» **Requirements**: Go through the listing and copy every line word for word.

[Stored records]
──────────
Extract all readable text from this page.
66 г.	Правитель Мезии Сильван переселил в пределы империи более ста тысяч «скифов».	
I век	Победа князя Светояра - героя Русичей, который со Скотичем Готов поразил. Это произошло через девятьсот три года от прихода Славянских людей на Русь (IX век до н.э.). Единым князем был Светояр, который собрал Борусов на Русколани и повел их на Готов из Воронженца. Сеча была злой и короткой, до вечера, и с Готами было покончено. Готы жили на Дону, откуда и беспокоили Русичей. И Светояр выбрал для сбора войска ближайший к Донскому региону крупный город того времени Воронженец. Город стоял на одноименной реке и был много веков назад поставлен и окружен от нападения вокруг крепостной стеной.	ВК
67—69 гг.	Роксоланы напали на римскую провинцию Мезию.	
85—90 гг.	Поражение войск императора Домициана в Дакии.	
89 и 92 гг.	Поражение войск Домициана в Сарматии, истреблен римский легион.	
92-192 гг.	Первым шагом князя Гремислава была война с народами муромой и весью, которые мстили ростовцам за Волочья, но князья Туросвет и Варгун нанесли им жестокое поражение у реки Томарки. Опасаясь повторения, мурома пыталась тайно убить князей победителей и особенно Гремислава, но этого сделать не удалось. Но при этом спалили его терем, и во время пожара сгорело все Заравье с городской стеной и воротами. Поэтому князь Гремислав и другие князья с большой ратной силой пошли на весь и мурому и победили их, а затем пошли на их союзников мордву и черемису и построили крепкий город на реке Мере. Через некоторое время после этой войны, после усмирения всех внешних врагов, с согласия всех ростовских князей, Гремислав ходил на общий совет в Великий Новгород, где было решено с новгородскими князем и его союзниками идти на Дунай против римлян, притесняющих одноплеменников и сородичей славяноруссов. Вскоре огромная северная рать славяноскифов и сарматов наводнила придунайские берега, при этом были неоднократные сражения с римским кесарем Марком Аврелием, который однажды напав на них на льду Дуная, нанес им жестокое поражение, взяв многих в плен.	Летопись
──────────
» **Exercise output**:
Extract all readable text from this page.
66 г.	Правитель Мезии Сильван переселил в пределы империи более ста тысяч «скифов».	
I век	Победа князя Светояра - героя Русичей, который со Скотичем Готов поразил. Это произошло через девятьсот три года от прихода Славянских людей на Русь (IX век до н.э.). Единым князем был Светояр, который собрал Борусов на Русколани и повел их на Готов из Воронженца. Сеча была злой и короткой, до вечера, и с Готами было покончено. Готы жили на Дону, откуда и беспокоили Русичей. И Светояр выбрал для сбора войска ближайший к Донскому региону крупный город того времени Воронженец. Город стоял на одноименной реке и был много веков назад поставлен и окружен от нападения вокруг крепостной стеной.	ВК
67—69 гг.	Роксоланы напали на римскую провинцию Мезию.	
85—90 гг.	Поражение войск императора Домициана в Дакии.	
89 и 92 гг.	Поражение войск Домициана в Сарматии, истреблен римский легион.	
92-192 гг.	Первым шагом князя Гремислава была война с народами муромой и весью, которые мстили ростовцам за Волочья, но князья Туросвет и Варгун нанесли им жестокое поражение у реки Томарки. Опасаясь повторения, мурома пыталась тайно убить князей победителей и особенно Гремислава, но этого сделать не удалось. Но при этом спалили его терем, и во время пожара сгорело все Заравье с городской стеной и воротами. Поэтому князь Гремислав и другие князья с большой ратной силой пошли на весь и мурому и победили их, а затем пошли на их союзников мордву и черемису и построили крепкий город на реке Мере. Через некоторое время после этой войны, после усмирения всех внешних врагов, с согласия всех ростовских князей, Гремислав ходил на общий совет в Великий Новгород, где было решено с новгородскими князем и его союзниками идти на Дунай против римлян, притесняющих одноплеменников и сородичей славяноруссов. Вскоре огромная северная рать славяноскифов и сарматов наводнила придунайские берега, при этом были неоднократные сражения с римским кесарем Марком Аврелием, который однажды напав на них на льду Дуная, нанес им жестокое поражение, взяв многих в плен.	Летопись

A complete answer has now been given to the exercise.